*Objective*
Render every line of the listing below as a JSON array of strings, one string per line, with blank lines omitted.

*Data entries*
* START *

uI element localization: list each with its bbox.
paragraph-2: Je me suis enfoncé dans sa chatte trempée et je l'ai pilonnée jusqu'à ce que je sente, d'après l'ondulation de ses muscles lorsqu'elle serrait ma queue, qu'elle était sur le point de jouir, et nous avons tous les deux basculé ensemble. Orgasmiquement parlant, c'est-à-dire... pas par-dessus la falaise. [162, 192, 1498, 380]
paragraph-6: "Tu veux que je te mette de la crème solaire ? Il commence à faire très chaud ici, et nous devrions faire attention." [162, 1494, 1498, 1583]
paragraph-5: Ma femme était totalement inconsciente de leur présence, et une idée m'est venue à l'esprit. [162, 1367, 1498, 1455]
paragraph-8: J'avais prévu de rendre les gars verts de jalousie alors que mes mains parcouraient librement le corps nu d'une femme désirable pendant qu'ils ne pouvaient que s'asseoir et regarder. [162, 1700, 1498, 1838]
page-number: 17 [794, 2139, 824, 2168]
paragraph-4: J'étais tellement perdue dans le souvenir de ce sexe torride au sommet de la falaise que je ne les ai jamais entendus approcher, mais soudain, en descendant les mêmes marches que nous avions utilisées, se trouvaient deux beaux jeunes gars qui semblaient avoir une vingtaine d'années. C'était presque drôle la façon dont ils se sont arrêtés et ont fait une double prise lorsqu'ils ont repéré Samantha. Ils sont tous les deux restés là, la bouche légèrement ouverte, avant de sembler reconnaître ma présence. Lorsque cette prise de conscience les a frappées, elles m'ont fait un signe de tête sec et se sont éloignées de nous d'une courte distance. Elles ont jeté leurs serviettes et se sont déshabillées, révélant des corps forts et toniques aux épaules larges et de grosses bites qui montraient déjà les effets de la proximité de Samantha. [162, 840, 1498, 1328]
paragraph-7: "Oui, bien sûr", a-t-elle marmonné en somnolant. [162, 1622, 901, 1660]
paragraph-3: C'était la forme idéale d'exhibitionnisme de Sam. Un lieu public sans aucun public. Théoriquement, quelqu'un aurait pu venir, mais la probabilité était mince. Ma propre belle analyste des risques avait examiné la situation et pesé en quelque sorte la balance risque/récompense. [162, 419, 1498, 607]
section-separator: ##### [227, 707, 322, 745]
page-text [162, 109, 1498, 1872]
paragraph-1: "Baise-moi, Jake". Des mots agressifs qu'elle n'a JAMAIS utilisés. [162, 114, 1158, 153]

* END *

*Answer for the task*
[
  "uI element localization: list each with its bbox.",
  "paragraph-2: Je me suis enfoncé dans sa chatte trempée et je l'ai pilonnée jusqu'à ce que je sente, d'après l'ondulation de ses muscles lorsqu'elle serrait ma queue, qu'elle était sur le point de jouir, et nous avons tous les deux basculé ensemble. Orgasmiquement parlant, c'est-à-dire... pas par-dessus la falaise. [162, 192, 1498, 380]",
  "paragraph-6: \"Tu veux que je te mette de la crème solaire ? Il commence à faire très chaud ici, et nous devrions faire attention.\" [162, 1494, 1498, 1583]",
  "paragraph-5: Ma femme était totalement inconsciente de leur présence, et une idée m'est venue à l'esprit. [162, 1367, 1498, 1455]",
  "paragraph-8: J'avais prévu de rendre les gars verts de jalousie alors que mes mains parcouraient librement le corps nu d'une femme désirable pendant qu'ils ne pouvaient que s'asseoir et regarder. [162, 1700, 1498, 1838]",
  "page-number: 17 [794, 2139, 824, 2168]",
  "paragraph-4: J'étais tellement perdue dans le souvenir de ce sexe torride au sommet de la falaise que je ne les ai jamais entendus approcher, mais soudain, en descendant les mêmes marches que nous avions utilisées, se trouvaient deux beaux jeunes gars qui semblaient avoir une vingtaine d'années. C'était presque drôle la façon dont ils se sont arrêtés et ont fait une double prise lorsqu'ils ont repéré Samantha. Ils sont tous les deux restés là, la bouche légèrement ouverte, avant de sembler reconnaître ma présence. Lorsque cette prise de conscience les a frappées, elles m'ont fait un signe de tête sec et se sont éloignées de nous d'une courte distance. Elles ont jeté leurs serviettes et se sont déshabillées, révélant des corps forts et toniques aux épaules larges et de grosses bites qui montraient déjà les effets de la proximité de Samantha. [162, 840, 1498, 1328]",
  "paragraph-7: \"Oui, bien sûr\", a-t-elle marmonné en somnolant. [162, 1622, 901, 1660]",
  "paragraph-3: C'était la forme idéale d'exhibitionnisme de Sam. Un lieu public sans aucun public. Théoriquement, quelqu'un aurait pu venir, mais la probabilité était mince. Ma propre belle analyste des risques avait examiné la situation et pesé en quelque sorte la balance risque/récompense. [162, 419, 1498, 607]",
  "section-separator: ##### [227, 707, 322, 745]",
  "page-text [162, 109, 1498, 1872]",
  "paragraph-1: \"Baise-moi, Jake\". Des mots agressifs qu'elle n'a JAMAIS utilisés. [162, 114, 1158, 153]"
]